Stored data entries:
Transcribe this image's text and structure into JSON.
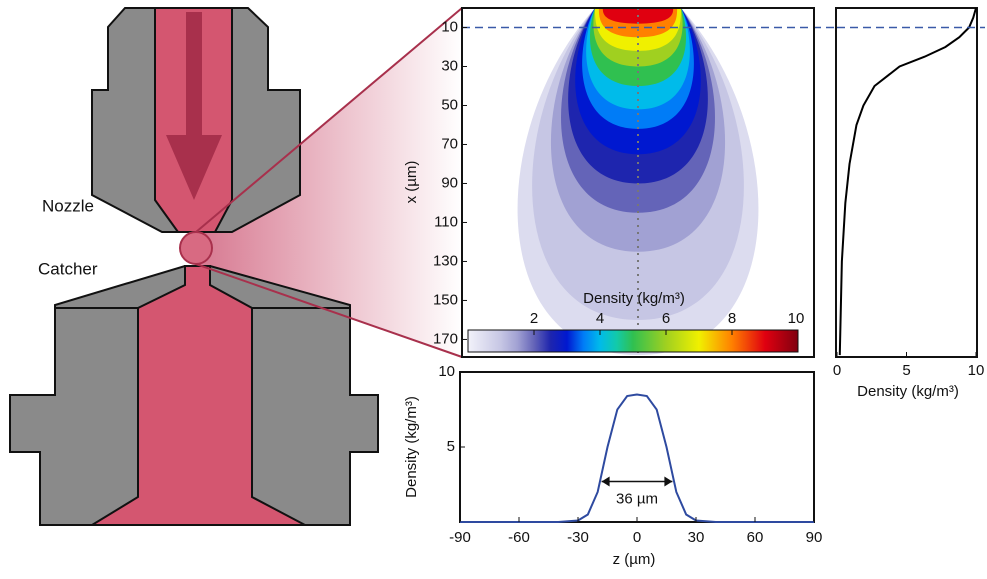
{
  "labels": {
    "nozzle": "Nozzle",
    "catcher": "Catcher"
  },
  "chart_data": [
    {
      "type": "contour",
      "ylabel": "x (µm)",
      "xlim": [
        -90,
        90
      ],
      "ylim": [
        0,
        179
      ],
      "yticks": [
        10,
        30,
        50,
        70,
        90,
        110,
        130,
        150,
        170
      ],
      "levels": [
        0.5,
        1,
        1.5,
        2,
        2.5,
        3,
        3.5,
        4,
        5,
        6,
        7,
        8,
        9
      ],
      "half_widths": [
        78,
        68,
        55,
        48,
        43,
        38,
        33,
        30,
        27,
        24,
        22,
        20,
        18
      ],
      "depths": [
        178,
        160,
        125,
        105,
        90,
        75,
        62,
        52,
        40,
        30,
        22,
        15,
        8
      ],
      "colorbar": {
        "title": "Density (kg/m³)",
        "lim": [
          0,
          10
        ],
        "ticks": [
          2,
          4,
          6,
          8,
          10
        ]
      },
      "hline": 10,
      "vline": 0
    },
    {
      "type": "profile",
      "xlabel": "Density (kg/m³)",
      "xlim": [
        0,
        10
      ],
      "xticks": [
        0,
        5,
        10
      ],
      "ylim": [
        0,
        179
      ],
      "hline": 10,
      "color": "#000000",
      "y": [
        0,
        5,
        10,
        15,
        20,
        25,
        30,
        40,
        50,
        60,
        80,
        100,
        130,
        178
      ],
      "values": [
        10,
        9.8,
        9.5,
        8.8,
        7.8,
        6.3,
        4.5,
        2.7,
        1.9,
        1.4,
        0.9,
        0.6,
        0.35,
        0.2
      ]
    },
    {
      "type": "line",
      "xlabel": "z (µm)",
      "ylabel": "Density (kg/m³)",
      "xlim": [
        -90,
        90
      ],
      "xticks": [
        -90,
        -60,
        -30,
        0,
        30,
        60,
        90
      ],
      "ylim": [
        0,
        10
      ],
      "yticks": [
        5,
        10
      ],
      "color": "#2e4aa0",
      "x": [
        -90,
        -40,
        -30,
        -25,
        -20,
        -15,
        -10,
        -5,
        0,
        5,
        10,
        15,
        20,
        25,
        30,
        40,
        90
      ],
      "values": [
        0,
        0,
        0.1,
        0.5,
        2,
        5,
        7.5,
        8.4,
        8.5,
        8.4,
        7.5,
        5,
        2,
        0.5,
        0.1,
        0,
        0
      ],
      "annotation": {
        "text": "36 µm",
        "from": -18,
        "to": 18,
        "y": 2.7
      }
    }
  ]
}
==
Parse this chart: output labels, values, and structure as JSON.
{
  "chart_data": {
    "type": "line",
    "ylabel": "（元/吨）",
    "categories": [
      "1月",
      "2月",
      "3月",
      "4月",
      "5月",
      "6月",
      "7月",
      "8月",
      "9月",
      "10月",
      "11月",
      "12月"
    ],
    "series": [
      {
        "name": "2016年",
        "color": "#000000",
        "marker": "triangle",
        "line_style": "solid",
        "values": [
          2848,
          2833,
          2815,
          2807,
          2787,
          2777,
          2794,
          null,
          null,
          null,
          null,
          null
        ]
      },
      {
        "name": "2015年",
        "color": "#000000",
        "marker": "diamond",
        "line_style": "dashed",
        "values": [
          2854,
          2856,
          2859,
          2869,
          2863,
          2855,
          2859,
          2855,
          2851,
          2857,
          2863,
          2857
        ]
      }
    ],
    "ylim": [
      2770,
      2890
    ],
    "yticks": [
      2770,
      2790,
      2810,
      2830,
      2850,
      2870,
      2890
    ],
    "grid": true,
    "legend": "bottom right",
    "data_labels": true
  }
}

What to do:
Copy the lines from the entries above in which the word "text" appears.

Exercise solution:
Transcribe this image's text and structure into JSON.
        "text": "36 µm",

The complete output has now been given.